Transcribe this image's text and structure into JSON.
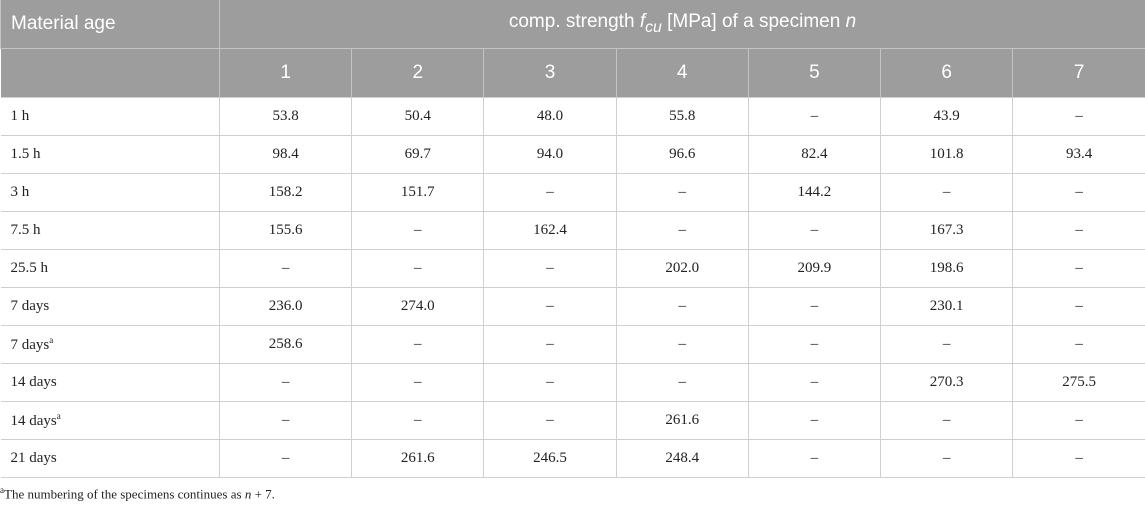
{
  "table": {
    "header": {
      "row_label": "Material age",
      "title_parts": [
        "comp. strength ",
        "f",
        "cu",
        " [MPa] of a specimen ",
        "n"
      ],
      "columns": [
        "1",
        "2",
        "3",
        "4",
        "5",
        "6",
        "7"
      ]
    },
    "rows": [
      {
        "label": "1 h",
        "cells": [
          "53.8",
          "50.4",
          "48.0",
          "55.8",
          "–",
          "43.9",
          "–"
        ]
      },
      {
        "label": "1.5 h",
        "cells": [
          "98.4",
          "69.7",
          "94.0",
          "96.6",
          "82.4",
          "101.8",
          "93.4"
        ]
      },
      {
        "label": "3 h",
        "cells": [
          "158.2",
          "151.7",
          "–",
          "–",
          "144.2",
          "–",
          "–"
        ]
      },
      {
        "label": "7.5 h",
        "cells": [
          "155.6",
          "–",
          "162.4",
          "–",
          "–",
          "167.3",
          "–"
        ]
      },
      {
        "label": "25.5 h",
        "cells": [
          "–",
          "–",
          "–",
          "202.0",
          "209.9",
          "198.6",
          "–"
        ]
      },
      {
        "label": "7 days",
        "cells": [
          "236.0",
          "274.0",
          "–",
          "–",
          "–",
          "230.1",
          "–"
        ]
      },
      {
        "label": "7 days",
        "note": "a",
        "cells": [
          "258.6",
          "–",
          "–",
          "–",
          "–",
          "–",
          "–"
        ]
      },
      {
        "label": "14 days",
        "cells": [
          "–",
          "–",
          "–",
          "–",
          "–",
          "270.3",
          "275.5"
        ]
      },
      {
        "label": "14 days",
        "note": "a",
        "cells": [
          "–",
          "–",
          "–",
          "261.6",
          "–",
          "–",
          "–"
        ]
      },
      {
        "label": "21 days",
        "cells": [
          "–",
          "261.6",
          "246.5",
          "248.4",
          "–",
          "–",
          "–"
        ]
      }
    ],
    "footnote": {
      "mark": "a",
      "parts": [
        "The numbering of the specimens continues as ",
        "n",
        " + 7."
      ]
    }
  }
}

• _PROBLEM TO WORK ON_: Copy each line of the records precisely and drop any images they hold.

• _RESPONSE_:
Transcribe this image's text and structure into JSON.
{
  "table": {
    "header": {
      "row_label": "Material age",
      "title_parts": [
        "comp. strength ",
        "f",
        "cu",
        " [MPa] of a specimen ",
        "n"
      ],
      "columns": [
        "1",
        "2",
        "3",
        "4",
        "5",
        "6",
        "7"
      ]
    },
    "rows": [
      {
        "label": "1 h",
        "cells": [
          "53.8",
          "50.4",
          "48.0",
          "55.8",
          "–",
          "43.9",
          "–"
        ]
      },
      {
        "label": "1.5 h",
        "cells": [
          "98.4",
          "69.7",
          "94.0",
          "96.6",
          "82.4",
          "101.8",
          "93.4"
        ]
      },
      {
        "label": "3 h",
        "cells": [
          "158.2",
          "151.7",
          "–",
          "–",
          "144.2",
          "–",
          "–"
        ]
      },
      {
        "label": "7.5 h",
        "cells": [
          "155.6",
          "–",
          "162.4",
          "–",
          "–",
          "167.3",
          "–"
        ]
      },
      {
        "label": "25.5 h",
        "cells": [
          "–",
          "–",
          "–",
          "202.0",
          "209.9",
          "198.6",
          "–"
        ]
      },
      {
        "label": "7 days",
        "cells": [
          "236.0",
          "274.0",
          "–",
          "–",
          "–",
          "230.1",
          "–"
        ]
      },
      {
        "label": "7 days",
        "note": "a",
        "cells": [
          "258.6",
          "–",
          "–",
          "–",
          "–",
          "–",
          "–"
        ]
      },
      {
        "label": "14 days",
        "cells": [
          "–",
          "–",
          "–",
          "–",
          "–",
          "270.3",
          "275.5"
        ]
      },
      {
        "label": "14 days",
        "note": "a",
        "cells": [
          "–",
          "–",
          "–",
          "261.6",
          "–",
          "–",
          "–"
        ]
      },
      {
        "label": "21 days",
        "cells": [
          "–",
          "261.6",
          "246.5",
          "248.4",
          "–",
          "–",
          "–"
        ]
      }
    ],
    "footnote": {
      "mark": "a",
      "parts": [
        "The numbering of the specimens continues as ",
        "n",
        " + 7."
      ]
    }
  }
}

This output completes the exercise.